WHAT TO WORK ON
Your answer must be the records, copied with no change.

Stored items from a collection
****************************************

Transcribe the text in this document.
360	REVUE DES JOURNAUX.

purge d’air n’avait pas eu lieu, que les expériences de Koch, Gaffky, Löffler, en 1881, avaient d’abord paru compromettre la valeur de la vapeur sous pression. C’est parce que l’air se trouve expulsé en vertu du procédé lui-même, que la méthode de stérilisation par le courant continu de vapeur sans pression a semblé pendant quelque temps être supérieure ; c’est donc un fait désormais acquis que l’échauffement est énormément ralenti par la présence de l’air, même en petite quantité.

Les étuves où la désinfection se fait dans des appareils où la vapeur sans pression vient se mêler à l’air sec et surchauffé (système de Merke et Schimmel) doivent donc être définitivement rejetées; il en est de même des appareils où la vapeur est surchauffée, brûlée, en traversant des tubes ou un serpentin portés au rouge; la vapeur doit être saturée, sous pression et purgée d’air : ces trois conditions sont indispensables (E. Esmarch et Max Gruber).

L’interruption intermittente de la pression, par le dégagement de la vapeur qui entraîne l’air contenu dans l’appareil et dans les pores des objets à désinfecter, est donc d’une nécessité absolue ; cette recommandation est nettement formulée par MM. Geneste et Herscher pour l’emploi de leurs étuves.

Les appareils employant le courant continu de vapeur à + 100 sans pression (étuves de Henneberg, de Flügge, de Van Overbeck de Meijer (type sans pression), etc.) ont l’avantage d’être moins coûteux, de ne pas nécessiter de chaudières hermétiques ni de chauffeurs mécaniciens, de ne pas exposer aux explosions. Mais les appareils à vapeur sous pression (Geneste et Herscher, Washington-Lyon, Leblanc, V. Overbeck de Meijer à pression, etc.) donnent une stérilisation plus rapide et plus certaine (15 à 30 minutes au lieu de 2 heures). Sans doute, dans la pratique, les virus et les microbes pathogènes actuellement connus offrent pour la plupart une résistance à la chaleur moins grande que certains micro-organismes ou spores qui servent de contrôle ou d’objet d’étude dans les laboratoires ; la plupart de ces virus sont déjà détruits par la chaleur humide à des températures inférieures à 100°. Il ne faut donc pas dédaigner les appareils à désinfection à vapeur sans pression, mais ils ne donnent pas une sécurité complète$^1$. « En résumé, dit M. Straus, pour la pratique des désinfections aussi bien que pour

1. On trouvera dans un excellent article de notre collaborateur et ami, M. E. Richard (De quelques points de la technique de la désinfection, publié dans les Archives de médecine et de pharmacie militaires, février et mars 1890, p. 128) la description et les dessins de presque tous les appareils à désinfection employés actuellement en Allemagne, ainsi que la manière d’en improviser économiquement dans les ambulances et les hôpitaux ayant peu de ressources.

****************************************

RESPONSE TO THIS EXERCISE
Transcribe the text in this document.
360	REVUE DES JOURNAUX.

purge d’air n’avait pas eu lieu, que les expériences de Koch, Gaffky, Löffler, en 1881, avaient d’abord paru compromettre la valeur de la vapeur sous pression. C’est parce que l’air se trouve expulsé en vertu du procédé lui-même, que la méthode de stérilisation par le courant continu de vapeur sans pression a semblé pendant quelque temps être supérieure ; c’est donc un fait désormais acquis que l’échauffement est énormément ralenti par la présence de l’air, même en petite quantité.

Les étuves où la désinfection se fait dans des appareils où la vapeur sans pression vient se mêler à l’air sec et surchauffé (système de Merke et Schimmel) doivent donc être définitivement rejetées; il en est de même des appareils où la vapeur est surchauffée, brûlée, en traversant des tubes ou un serpentin portés au rouge; la vapeur doit être saturée, sous pression et purgée d’air : ces trois conditions sont indispensables (E. Esmarch et Max Gruber).

L’interruption intermittente de la pression, par le dégagement de la vapeur qui entraîne l’air contenu dans l’appareil et dans les pores des objets à désinfecter, est donc d’une nécessité absolue ; cette recommandation est nettement formulée par MM. Geneste et Herscher pour l’emploi de leurs étuves.

Les appareils employant le courant continu de vapeur à + 100 sans pression (étuves de Henneberg, de Flügge, de Van Overbeck de Meijer (type sans pression), etc.) ont l’avantage d’être moins coûteux, de ne pas nécessiter de chaudières hermétiques ni de chauffeurs mécaniciens, de ne pas exposer aux explosions. Mais les appareils à vapeur sous pression (Geneste et Herscher, Washington-Lyon, Leblanc, V. Overbeck de Meijer à pression, etc.) donnent une stérilisation plus rapide et plus certaine (15 à 30 minutes au lieu de 2 heures). Sans doute, dans la pratique, les virus et les microbes pathogènes actuellement connus offrent pour la plupart une résistance à la chaleur moins grande que certains micro-organismes ou spores qui servent de contrôle ou d’objet d’étude dans les laboratoires ; la plupart de ces virus sont déjà détruits par la chaleur humide à des températures inférieures à 100°. Il ne faut donc pas dédaigner les appareils à désinfection à vapeur sans pression, mais ils ne donnent pas une sécurité complète$^1$. « En résumé, dit M. Straus, pour la pratique des désinfections aussi bien que pour

1. On trouvera dans un excellent article de notre collaborateur et ami, M. E. Richard (De quelques points de la technique de la désinfection, publié dans les Archives de médecine et de pharmacie militaires, février et mars 1890, p. 128) la description et les dessins de presque tous les appareils à désinfection employés actuellement en Allemagne, ainsi que la manière d’en improviser économiquement dans les ambulances et les hôpitaux ayant peu de ressources.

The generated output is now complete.